Task brief:
Extract the data exactly, missing nothing.

Data for the task:
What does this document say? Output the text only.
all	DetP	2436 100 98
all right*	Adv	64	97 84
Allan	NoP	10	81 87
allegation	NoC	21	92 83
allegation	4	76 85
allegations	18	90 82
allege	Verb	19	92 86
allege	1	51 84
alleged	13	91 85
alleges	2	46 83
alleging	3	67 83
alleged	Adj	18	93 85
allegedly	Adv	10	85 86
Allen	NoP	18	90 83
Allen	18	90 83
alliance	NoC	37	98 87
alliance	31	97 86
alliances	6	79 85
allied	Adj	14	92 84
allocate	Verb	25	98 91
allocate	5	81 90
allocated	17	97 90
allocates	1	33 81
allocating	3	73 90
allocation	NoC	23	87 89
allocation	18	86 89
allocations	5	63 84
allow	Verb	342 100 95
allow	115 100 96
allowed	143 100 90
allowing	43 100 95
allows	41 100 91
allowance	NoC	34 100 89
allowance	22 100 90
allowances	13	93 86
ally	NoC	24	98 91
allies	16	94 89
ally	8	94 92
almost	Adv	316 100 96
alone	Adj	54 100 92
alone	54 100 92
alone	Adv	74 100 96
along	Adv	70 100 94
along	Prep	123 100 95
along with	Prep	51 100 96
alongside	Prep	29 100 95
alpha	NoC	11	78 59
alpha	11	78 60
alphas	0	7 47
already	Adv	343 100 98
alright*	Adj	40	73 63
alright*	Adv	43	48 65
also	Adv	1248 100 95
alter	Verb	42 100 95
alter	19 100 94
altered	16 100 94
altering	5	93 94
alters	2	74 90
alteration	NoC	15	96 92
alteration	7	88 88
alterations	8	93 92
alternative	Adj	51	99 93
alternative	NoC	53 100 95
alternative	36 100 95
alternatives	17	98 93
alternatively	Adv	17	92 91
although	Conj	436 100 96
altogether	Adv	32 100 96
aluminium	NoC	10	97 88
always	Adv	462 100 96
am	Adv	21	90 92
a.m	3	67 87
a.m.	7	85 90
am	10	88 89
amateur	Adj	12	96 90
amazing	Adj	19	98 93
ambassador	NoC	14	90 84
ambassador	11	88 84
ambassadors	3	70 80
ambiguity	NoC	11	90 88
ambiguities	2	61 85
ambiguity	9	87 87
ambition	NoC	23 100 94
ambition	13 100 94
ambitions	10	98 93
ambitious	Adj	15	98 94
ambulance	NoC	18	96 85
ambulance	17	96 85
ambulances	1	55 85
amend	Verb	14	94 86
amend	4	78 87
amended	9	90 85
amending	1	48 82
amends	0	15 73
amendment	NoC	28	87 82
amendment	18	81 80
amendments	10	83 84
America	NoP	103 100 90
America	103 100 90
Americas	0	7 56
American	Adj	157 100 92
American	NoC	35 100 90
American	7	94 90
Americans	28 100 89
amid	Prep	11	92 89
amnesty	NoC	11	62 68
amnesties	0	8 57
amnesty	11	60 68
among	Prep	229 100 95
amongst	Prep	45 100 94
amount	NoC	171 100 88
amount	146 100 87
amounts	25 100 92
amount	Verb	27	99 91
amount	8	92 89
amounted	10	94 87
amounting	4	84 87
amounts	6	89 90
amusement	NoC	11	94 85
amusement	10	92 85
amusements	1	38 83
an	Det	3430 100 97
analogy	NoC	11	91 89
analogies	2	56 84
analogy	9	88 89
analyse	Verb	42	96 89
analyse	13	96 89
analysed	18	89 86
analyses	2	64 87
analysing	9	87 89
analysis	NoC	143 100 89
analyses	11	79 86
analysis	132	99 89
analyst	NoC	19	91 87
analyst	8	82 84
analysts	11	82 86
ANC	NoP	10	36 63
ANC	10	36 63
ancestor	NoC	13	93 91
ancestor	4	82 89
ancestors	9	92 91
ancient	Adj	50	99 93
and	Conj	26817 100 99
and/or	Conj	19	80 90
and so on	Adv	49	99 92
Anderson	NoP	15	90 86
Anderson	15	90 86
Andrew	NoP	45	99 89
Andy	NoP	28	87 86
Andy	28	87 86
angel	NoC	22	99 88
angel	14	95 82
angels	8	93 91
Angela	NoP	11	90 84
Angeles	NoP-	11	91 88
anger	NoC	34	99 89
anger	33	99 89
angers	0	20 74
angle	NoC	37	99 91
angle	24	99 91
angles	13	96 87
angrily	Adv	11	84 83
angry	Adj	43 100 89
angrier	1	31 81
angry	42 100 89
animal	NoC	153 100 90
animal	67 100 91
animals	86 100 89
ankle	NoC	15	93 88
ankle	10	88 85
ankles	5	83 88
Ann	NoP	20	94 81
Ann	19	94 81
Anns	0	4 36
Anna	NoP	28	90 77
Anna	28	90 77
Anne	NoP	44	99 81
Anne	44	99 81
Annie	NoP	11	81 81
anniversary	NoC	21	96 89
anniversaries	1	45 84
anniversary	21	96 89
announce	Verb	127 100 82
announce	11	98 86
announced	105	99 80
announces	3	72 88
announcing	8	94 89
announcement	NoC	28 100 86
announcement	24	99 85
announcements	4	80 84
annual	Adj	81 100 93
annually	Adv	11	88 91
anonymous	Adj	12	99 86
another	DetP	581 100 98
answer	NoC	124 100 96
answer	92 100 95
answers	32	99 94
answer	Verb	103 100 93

Task response:
What does this document say? Output the text only.
all	DetP	2436 100 98
all right*	Adv	64	97 84
Allan	NoP	10	81 87
allegation	NoC	21	92 83
allegation	4	76 85
allegations	18	90 82
allege	Verb	19	92 86
allege	1	51 84
alleged	13	91 85
alleges	2	46 83
alleging	3	67 83
alleged	Adj	18	93 85
allegedly	Adv	10	85 86
Allen	NoP	18	90 83
Allen	18	90 83
alliance	NoC	37	98 87
alliance	31	97 86
alliances	6	79 85
allied	Adj	14	92 84
allocate	Verb	25	98 91
allocate	5	81 90
allocated	17	97 90
allocates	1	33 81
allocating	3	73 90
allocation	NoC	23	87 89
allocation	18	86 89
allocations	5	63 84
allow	Verb	342 100 95
allow	115 100 96
allowed	143 100 90
allowing	43 100 95
allows	41 100 91
allowance	NoC	34 100 89
allowance	22 100 90
allowances	13	93 86
ally	NoC	24	98 91
allies	16	94 89
ally	8	94 92
almost	Adv	316 100 96
alone	Adj	54 100 92
alone	54 100 92
alone	Adv	74 100 96
along	Adv	70 100 94
along	Prep	123 100 95
along with	Prep	51 100 96
alongside	Prep	29 100 95
alpha	NoC	11	78 59
alpha	11	78 60
alphas	0	7 47
already	Adv	343 100 98
alright*	Adj	40	73 63
alright*	Adv	43	48 65
also	Adv	1248 100 95
alter	Verb	42 100 95
alter	19 100 94
altered	16 100 94
altering	5	93 94
alters	2	74 90
alteration	NoC	15	96 92
alteration	7	88 88
alterations	8	93 92
alternative	Adj	51	99 93
alternative	NoC	53 100 95
alternative	36 100 95
alternatives	17	98 93
alternatively	Adv	17	92 91
although	Conj	436 100 96
altogether	Adv	32 100 96
aluminium	NoC	10	97 88
always	Adv	462 100 96
am	Adv	21	90 92
a.m	3	67 87
a.m.	7	85 90
am	10	88 89
amateur	Adj	12	96 90
amazing	Adj	19	98 93
ambassador	NoC	14	90 84
ambassador	11	88 84
ambassadors	3	70 80
ambiguity	NoC	11	90 88
ambiguities	2	61 85
ambiguity	9	87 87
ambition	NoC	23 100 94
ambition	13 100 94
ambitions	10	98 93
ambitious	Adj	15	98 94
ambulance	NoC	18	96 85
ambulance	17	96 85
ambulances	1	55 85
amend	Verb	14	94 86
amend	4	78 87
amended	9	90 85
amending	1	48 82
amends	0	15 73
amendment	NoC	28	87 82
amendment	18	81 80
amendments	10	83 84
America	NoP	103 100 90
America	103 100 90
Americas	0	7 56
American	Adj	157 100 92
American	NoC	35 100 90
American	7	94 90
Americans	28 100 89
amid	Prep	11	92 89
amnesty	NoC	11	62 68
amnesties	0	8 57
amnesty	11	60 68
among	Prep	229 100 95
amongst	Prep	45 100 94
amount	NoC	171 100 88
amount	146 100 87
amounts	25 100 92
amount	Verb	27	99 91
amount	8	92 89
amounted	10	94 87
amounting	4	84 87
amounts	6	89 90
amusement	NoC	11	94 85
amusement	10	92 85
amusements	1	38 83
an	Det	3430 100 97
analogy	NoC	11	91 89
analogies	2	56 84
analogy	9	88 89
analyse	Verb	42	96 89
analyse	13	96 89
analysed	18	89 86
analyses	2	64 87
analysing	9	87 89
analysis	NoC	143 100 89
analyses	11	79 86
analysis	132	99 89
analyst	NoC	19	91 87
analyst	8	82 84
analysts	11	82 86
ANC	NoP	10	36 63
ANC	10	36 63
ancestor	NoC	13	93 91
ancestor	4	82 89
ancestors	9	92 91
ancient	Adj	50	99 93
and	Conj	26817 100 99
and/or	Conj	19	80 90
and so on	Adv	49	99 92
Anderson	NoP	15	90 86
Anderson	15	90 86
Andrew	NoP	45	99 89
Andy	NoP	28	87 86
Andy	28	87 86
angel	NoC	22	99 88
angel	14	95 82
angels	8	93 91
Angela	NoP	11	90 84
Angeles	NoP-	11	91 88
anger	NoC	34	99 89
anger	33	99 89
angers	0	20 74
angle	NoC	37	99 91
angle	24	99 91
angles	13	96 87
angrily	Adv	11	84 83
angry	Adj	43 100 89
angrier	1	31 81
angry	42 100 89
animal	NoC	153 100 90
animal	67 100 91
animals	86 100 89
ankle	NoC	15	93 88
ankle	10	88 85
ankles	5	83 88
Ann	NoP	20	94 81
Ann	19	94 81
Anns	0	4 36
Anna	NoP	28	90 77
Anna	28	90 77
Anne	NoP	44	99 81
Anne	44	99 81
Annie	NoP	11	81 81
anniversary	NoC	21	96 89
anniversaries	1	45 84
anniversary	21	96 89
announce	Verb	127 100 82
announce	11	98 86
announced	105	99 80
announces	3	72 88
announcing	8	94 89
announcement	NoC	28 100 86
announcement	24	99 85
announcements	4	80 84
annual	Adj	81 100 93
annually	Adv	11	88 91
anonymous	Adj	12	99 86
another	DetP	581 100 98
answer	NoC	124 100 96
answer	92 100 95
answers	32	99 94
answer	Verb	103 100 93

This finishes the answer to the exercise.